Scan the following material for the string "with" and copy each line in which it appears.

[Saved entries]
'''

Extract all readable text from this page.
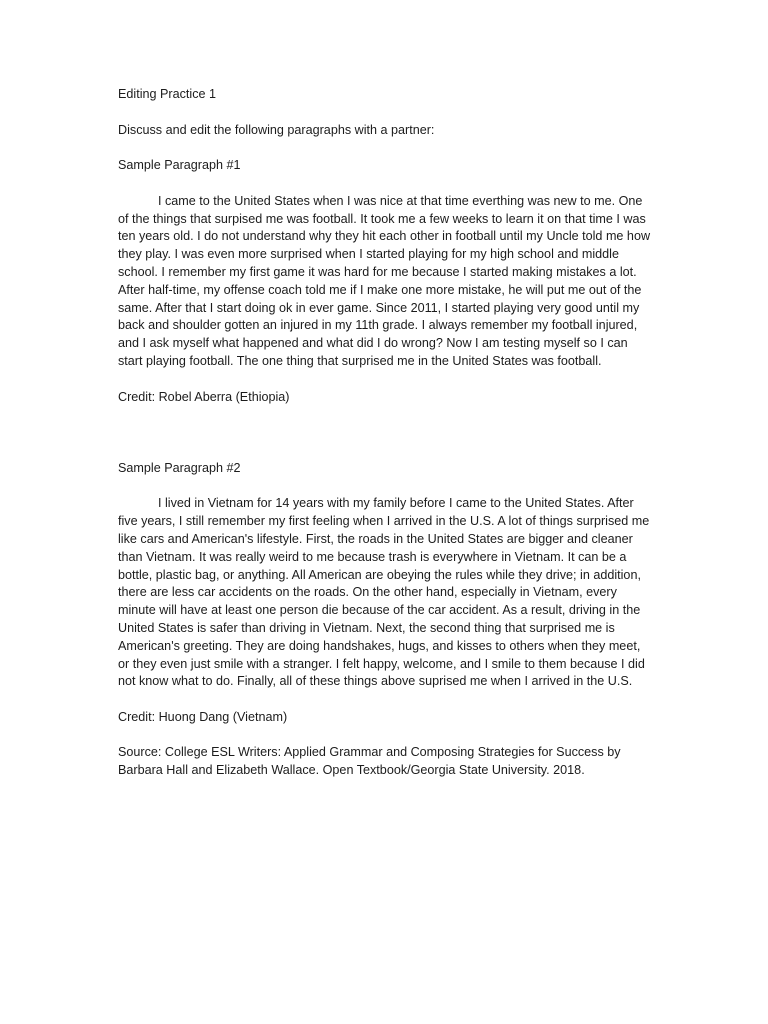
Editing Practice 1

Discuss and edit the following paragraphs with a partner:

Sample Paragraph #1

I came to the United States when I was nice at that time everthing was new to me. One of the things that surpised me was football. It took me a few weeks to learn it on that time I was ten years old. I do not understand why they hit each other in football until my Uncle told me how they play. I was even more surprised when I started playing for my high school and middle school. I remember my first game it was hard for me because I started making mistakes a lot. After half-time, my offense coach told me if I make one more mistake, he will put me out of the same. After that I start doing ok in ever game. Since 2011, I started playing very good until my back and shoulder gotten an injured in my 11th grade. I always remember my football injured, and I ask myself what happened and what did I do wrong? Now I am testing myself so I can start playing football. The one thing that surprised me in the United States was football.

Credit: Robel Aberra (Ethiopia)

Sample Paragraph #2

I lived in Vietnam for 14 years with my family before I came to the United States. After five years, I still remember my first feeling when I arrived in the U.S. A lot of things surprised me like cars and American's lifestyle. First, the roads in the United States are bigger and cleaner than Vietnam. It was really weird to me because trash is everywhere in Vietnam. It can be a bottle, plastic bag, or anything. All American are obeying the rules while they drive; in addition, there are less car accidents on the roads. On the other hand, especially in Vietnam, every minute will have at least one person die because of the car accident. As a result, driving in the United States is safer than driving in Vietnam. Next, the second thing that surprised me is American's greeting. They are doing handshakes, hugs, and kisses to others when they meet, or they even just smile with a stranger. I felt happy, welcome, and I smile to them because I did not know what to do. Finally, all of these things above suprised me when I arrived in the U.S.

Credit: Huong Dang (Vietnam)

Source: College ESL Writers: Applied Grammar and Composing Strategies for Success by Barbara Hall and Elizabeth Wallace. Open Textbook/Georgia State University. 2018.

'''
'''

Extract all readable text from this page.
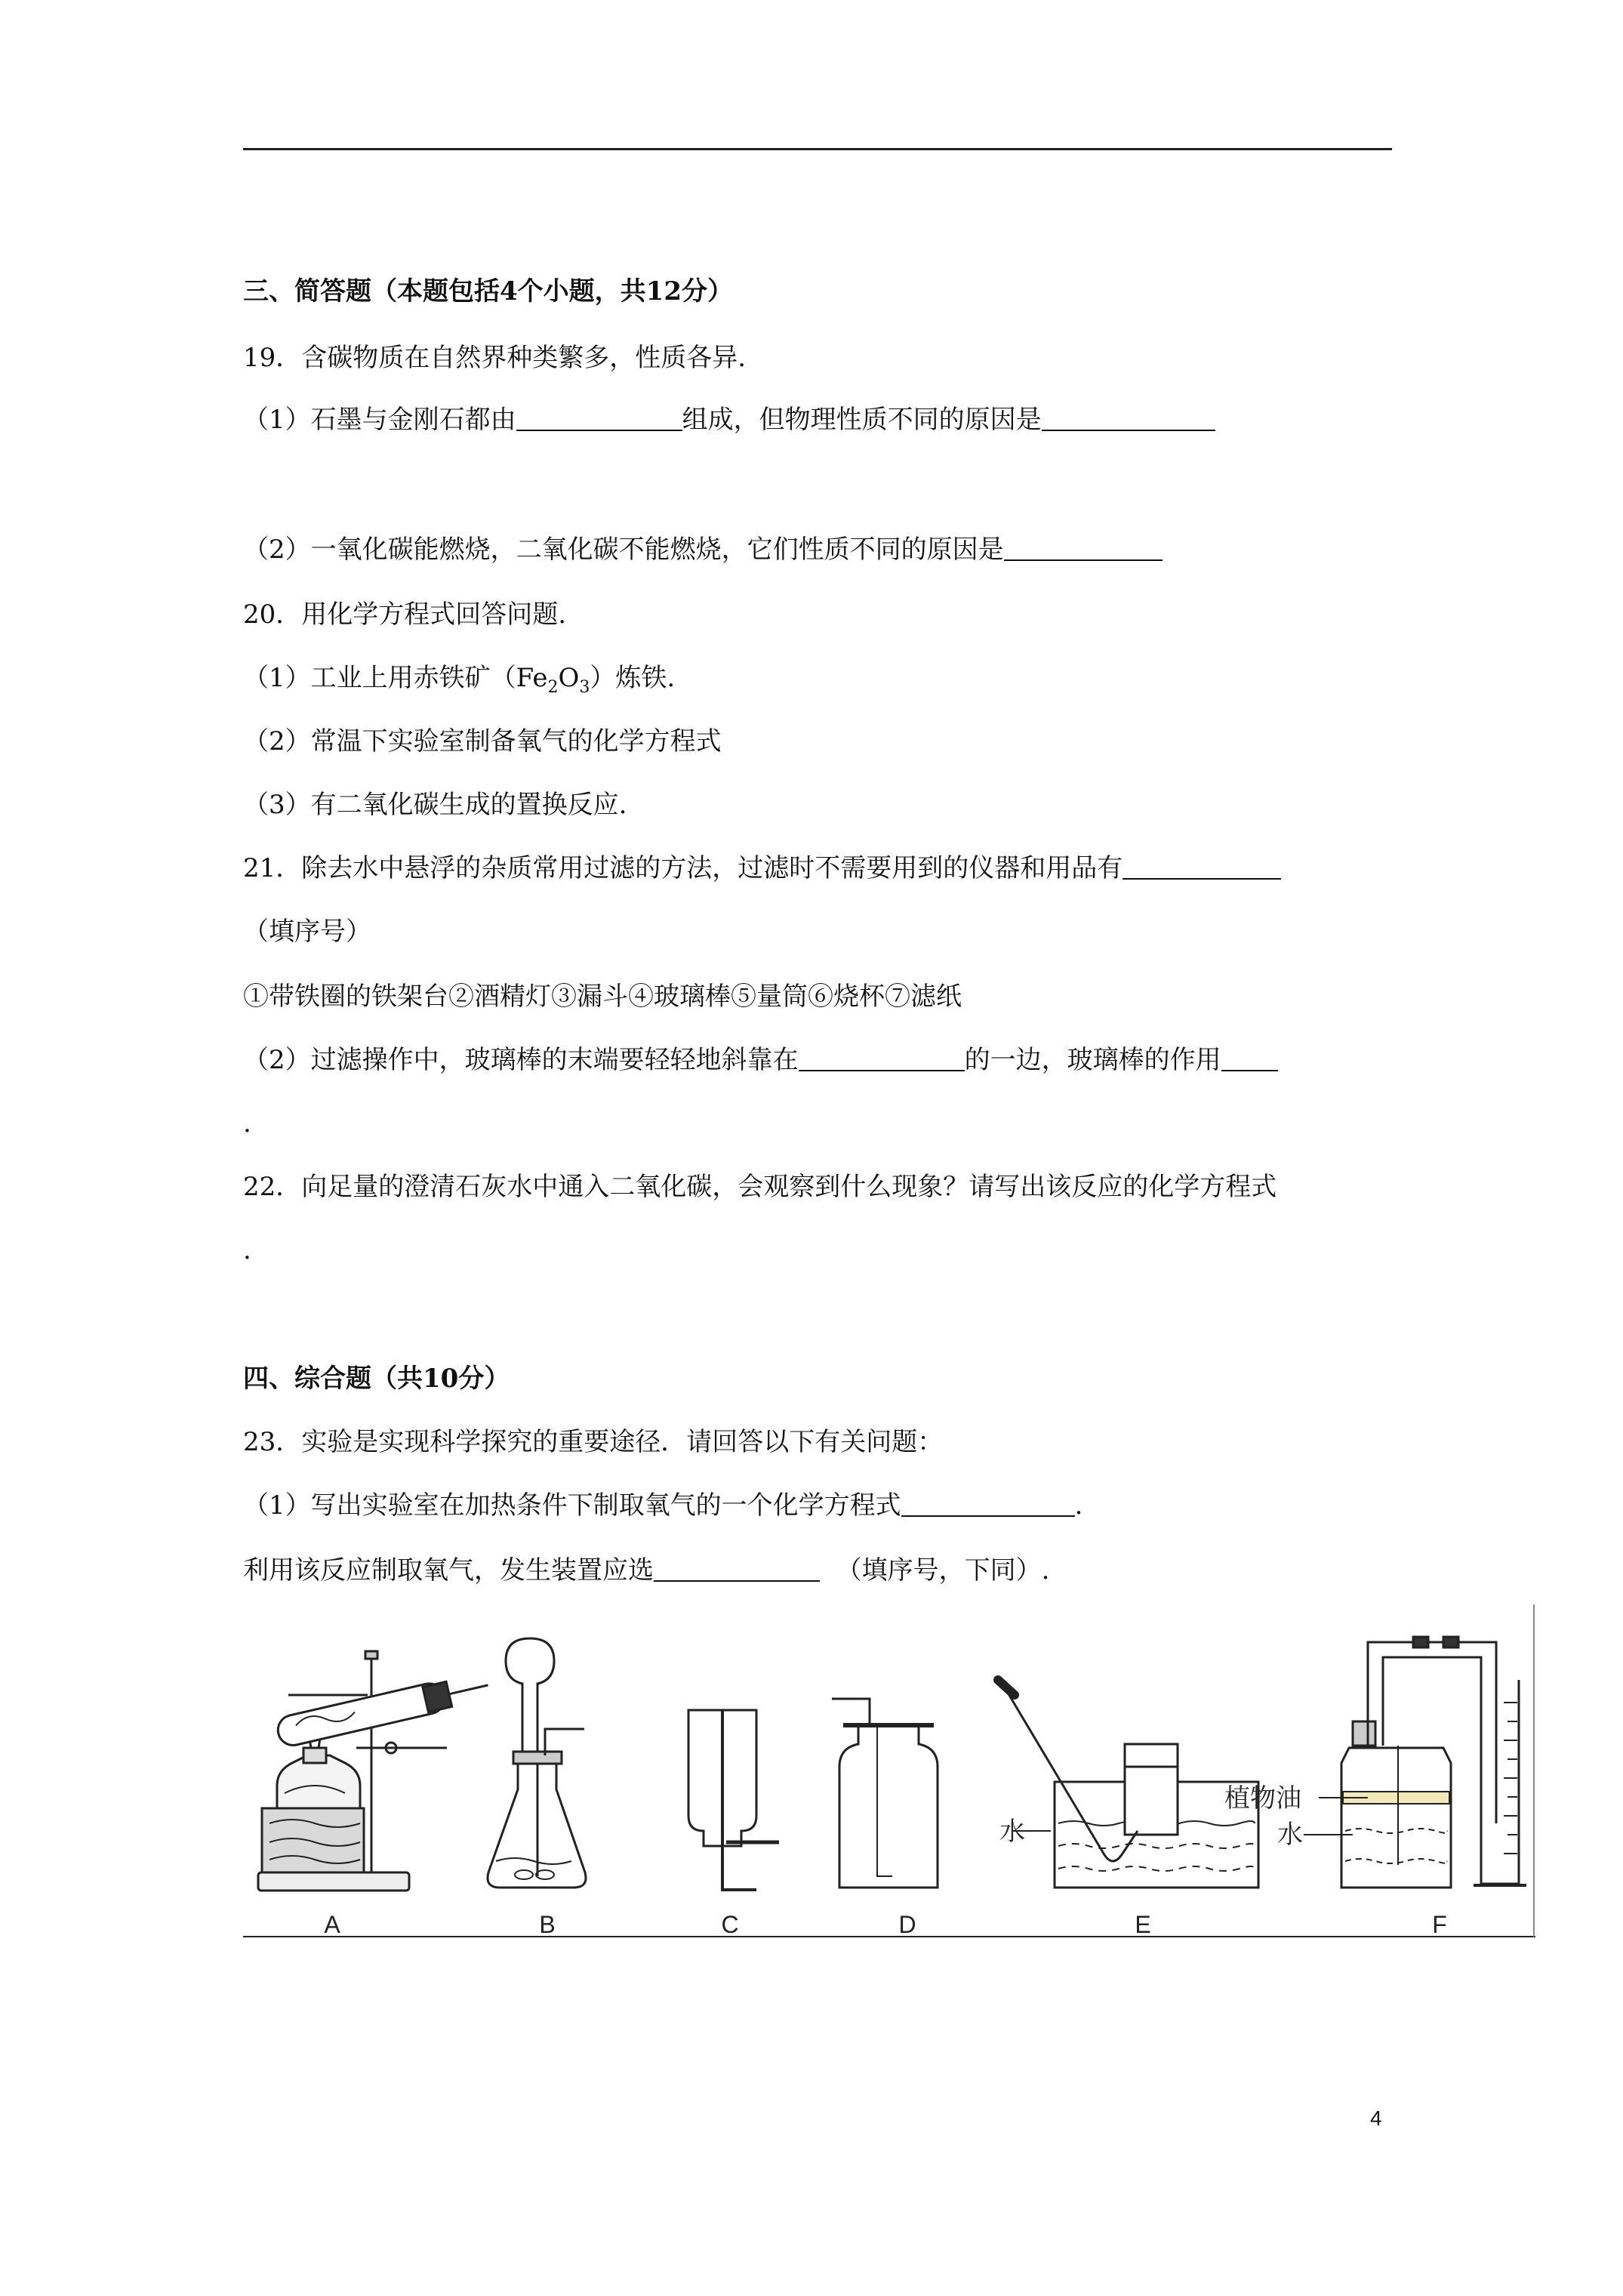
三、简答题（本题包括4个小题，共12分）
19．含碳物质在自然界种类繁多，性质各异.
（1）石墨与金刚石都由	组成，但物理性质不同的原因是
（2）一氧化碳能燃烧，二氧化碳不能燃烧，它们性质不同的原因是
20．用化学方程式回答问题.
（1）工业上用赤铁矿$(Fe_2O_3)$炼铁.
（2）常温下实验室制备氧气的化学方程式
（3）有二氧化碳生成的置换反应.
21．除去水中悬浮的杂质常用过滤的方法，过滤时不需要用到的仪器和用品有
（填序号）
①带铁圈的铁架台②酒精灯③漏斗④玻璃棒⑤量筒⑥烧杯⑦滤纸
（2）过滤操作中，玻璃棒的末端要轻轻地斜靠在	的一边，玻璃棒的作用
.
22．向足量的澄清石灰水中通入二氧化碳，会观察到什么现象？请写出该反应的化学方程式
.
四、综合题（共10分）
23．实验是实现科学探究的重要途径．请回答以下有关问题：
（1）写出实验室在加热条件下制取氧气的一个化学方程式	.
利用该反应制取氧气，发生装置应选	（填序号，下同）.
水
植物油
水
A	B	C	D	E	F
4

'''
'''

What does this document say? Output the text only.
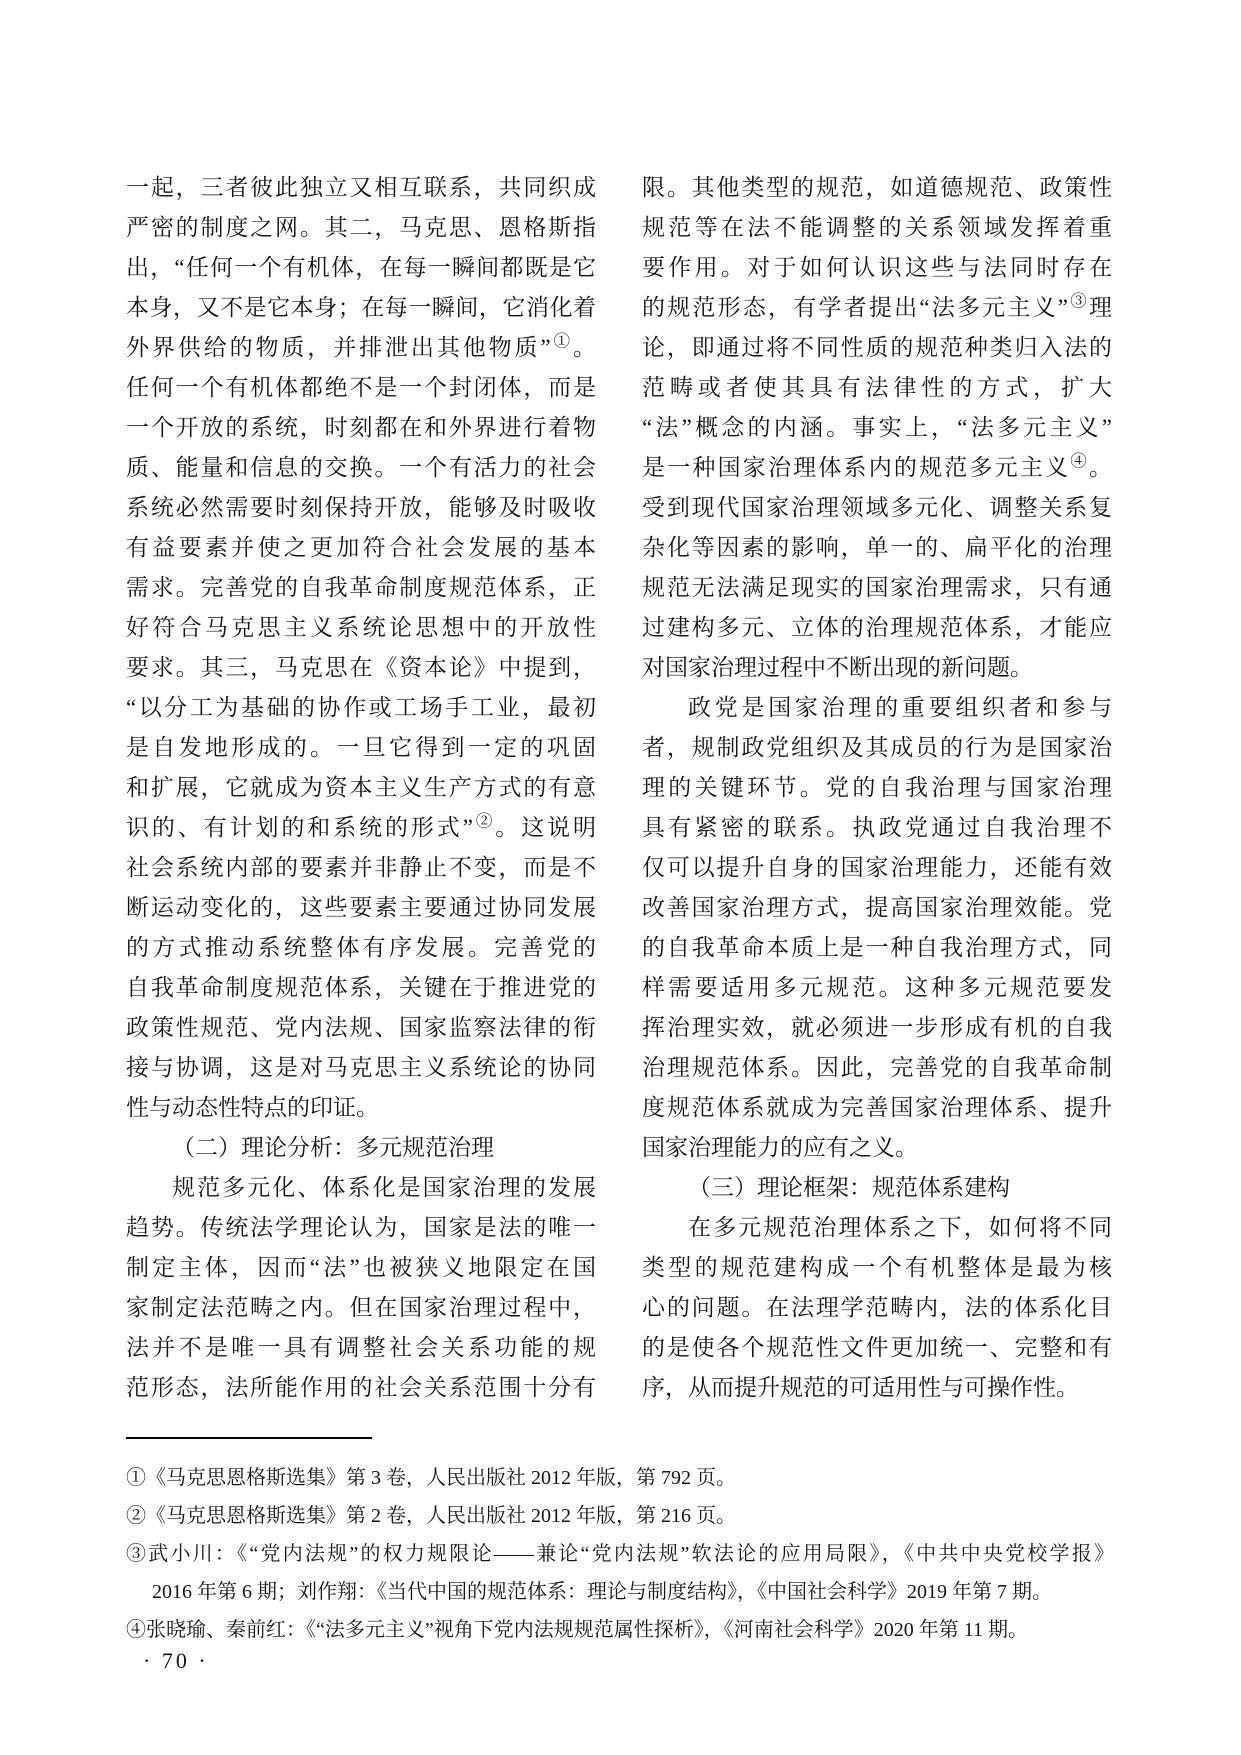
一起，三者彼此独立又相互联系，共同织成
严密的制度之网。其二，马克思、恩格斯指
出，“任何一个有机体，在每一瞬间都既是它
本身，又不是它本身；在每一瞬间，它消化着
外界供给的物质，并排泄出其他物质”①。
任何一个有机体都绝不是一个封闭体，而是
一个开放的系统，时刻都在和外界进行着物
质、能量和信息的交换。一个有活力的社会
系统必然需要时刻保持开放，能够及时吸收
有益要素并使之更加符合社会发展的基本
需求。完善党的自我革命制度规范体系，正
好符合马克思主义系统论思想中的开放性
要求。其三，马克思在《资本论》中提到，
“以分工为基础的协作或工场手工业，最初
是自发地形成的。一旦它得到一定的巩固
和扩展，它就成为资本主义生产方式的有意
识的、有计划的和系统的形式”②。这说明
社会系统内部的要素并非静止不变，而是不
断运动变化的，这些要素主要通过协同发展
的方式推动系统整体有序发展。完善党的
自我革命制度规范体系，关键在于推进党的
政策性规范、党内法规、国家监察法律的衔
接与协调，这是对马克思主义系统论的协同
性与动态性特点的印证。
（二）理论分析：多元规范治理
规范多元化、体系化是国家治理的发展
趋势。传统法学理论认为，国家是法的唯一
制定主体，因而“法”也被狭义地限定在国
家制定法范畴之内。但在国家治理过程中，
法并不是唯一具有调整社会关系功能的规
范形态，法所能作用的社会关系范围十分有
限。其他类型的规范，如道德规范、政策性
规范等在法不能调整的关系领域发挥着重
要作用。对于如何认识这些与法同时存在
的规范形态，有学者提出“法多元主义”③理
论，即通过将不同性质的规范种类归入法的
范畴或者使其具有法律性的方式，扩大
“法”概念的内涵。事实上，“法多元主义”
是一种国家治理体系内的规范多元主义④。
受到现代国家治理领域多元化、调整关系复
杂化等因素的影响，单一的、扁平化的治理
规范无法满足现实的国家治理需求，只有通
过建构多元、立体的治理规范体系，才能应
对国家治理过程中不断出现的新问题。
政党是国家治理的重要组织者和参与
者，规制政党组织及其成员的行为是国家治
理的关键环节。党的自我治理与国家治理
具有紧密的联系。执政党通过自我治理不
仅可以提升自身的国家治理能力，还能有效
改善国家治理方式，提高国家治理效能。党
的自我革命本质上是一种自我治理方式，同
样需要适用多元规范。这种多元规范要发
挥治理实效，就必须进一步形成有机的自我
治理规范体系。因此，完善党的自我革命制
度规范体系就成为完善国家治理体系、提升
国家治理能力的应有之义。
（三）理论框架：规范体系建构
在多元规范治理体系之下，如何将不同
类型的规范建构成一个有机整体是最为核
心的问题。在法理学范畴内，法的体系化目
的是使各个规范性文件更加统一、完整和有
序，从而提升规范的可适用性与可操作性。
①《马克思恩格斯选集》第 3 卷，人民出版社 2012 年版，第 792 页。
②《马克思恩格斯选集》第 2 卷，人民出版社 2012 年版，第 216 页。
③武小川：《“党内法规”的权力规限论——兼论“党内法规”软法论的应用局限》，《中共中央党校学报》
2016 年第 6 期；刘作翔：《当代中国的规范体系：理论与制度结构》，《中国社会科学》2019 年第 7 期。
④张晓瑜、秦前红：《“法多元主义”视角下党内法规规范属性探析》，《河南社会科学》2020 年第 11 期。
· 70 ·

'''

** Exercise result **
Discuss and edit the following paragraphs with a partner:
I lived in Vietnam for 14 years with my family before I came to the United States. After five years, I still remember my first feeling when I arrived in the U.S. A lot of things surprised me like cars and American's lifestyle. First, the roads in the United States are bigger and cleaner than Vietnam. It was really weird to me because trash is everywhere in Vietnam. It can be a bottle, plastic bag, or anything. All American are obeying the rules while they drive; in addition, there are less car accidents on the roads. On the other hand, especially in Vietnam, every minute will have at least one person die because of the car accident. As a result, driving in the United States is safer than driving in Vietnam. Next, the second thing that surprised me is American's greeting. They are doing handshakes, hugs, and kisses to others when they meet, or they even just smile with a stranger. I felt happy, welcome, and I smile to them because I did not know what to do. Finally, all of these things above suprised me when I arrived in the U.S.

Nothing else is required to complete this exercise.